■ Entries taken from a collection:

---

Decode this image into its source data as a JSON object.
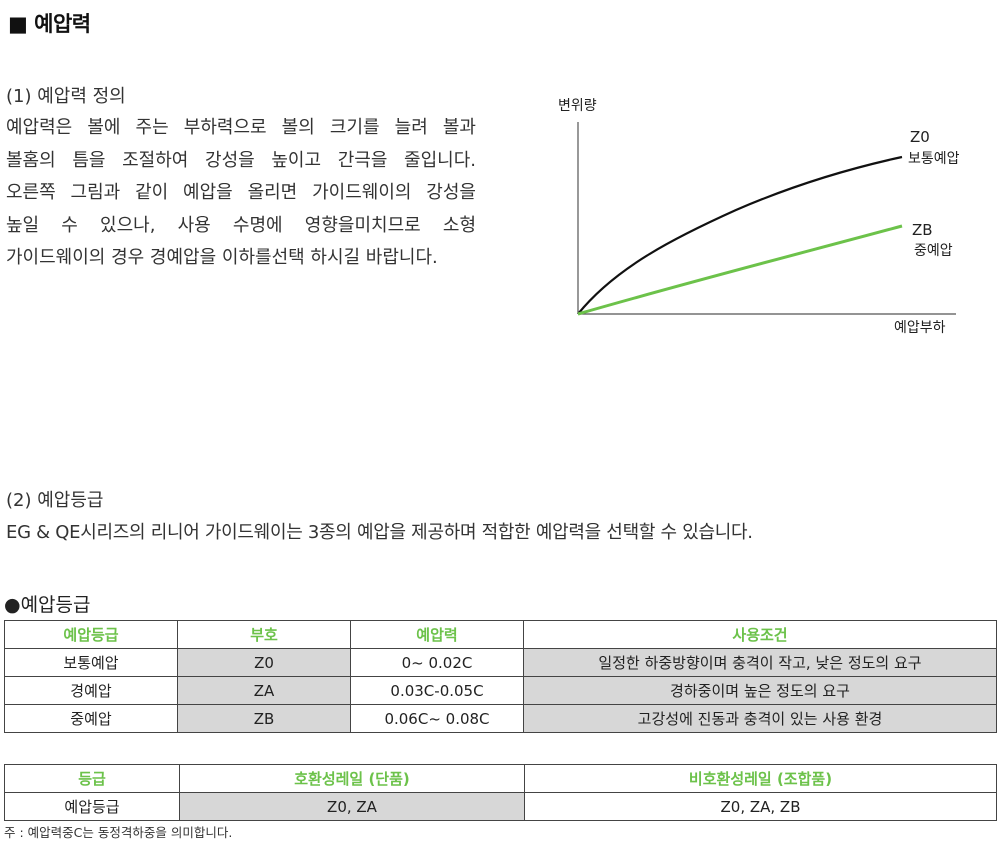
{
  "title": "■ 예압력",
  "section1": {
    "heading": "(1) 예압력 정의",
    "lines": [
      "예압력은 볼에 주는 부하력으로 볼의 크기를 늘려 볼과",
      "볼홈의 틈을 조절하여 강성을 높이고 간극을 줄입니다.",
      "오른쪽 그림과 같이 예압을 올리면 가이드웨이의 강성을",
      "높일 수 있으나, 사용 수명에 영향을미치므로 소형",
      "가이드웨이의 경우 경예압을 이하를선택 하시길 바랍니다."
    ]
  },
  "chart_data": {
    "type": "line",
    "ylabel": "변위량",
    "xlabel": "예압부하",
    "series": [
      {
        "name": "Z0",
        "sublabel": "보통예압",
        "color": "#111111",
        "shape": "concave"
      },
      {
        "name": "ZB",
        "sublabel": "중예압",
        "color": "#6cc24a",
        "shape": "near-linear"
      }
    ],
    "grid": false
  },
  "section2": {
    "heading": "(2) 예압등급",
    "body": "EG & QE시리즈의 리니어 가이드웨이는 3종의 예압을 제공하며 적합한 예압력을 선택할 수 있습니다."
  },
  "grade_heading": "●예압등급",
  "table1": {
    "headers": [
      "예압등급",
      "부호",
      "예압력",
      "사용조건"
    ],
    "rows": [
      [
        "보통예압",
        "Z0",
        "0~ 0.02C",
        "일정한 하중방향이며 충격이 작고, 낮은 정도의 요구"
      ],
      [
        "경예압",
        "ZA",
        "0.03C-0.05C",
        "경하중이며 높은 정도의 요구"
      ],
      [
        "중예압",
        "ZB",
        "0.06C~ 0.08C",
        "고강성에 진동과 충격이 있는 사용 환경"
      ]
    ]
  },
  "table2": {
    "headers": [
      "등급",
      "호환성레일 (단품)",
      "비호환성레일 (조합품)"
    ],
    "rows": [
      [
        "예압등급",
        "Z0, ZA",
        "Z0, ZA, ZB"
      ]
    ]
  },
  "footnote": "주 : 예압력중C는 동정격하중을 의미합니다.",
  "colors": {
    "accent_green": "#6cc24a",
    "cell_shade": "#d7d7d7",
    "curve_dark": "#111111"
  }
}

---

■ Directions for this task:
Look above for every line with the word "가이드웨이의" and copy it.

■ Expected answer:
      "오른쪽 그림과 같이 예압을 올리면 가이드웨이의 강성을",
      "가이드웨이의 경우 경예압을 이하를선택 하시길 바랍니다."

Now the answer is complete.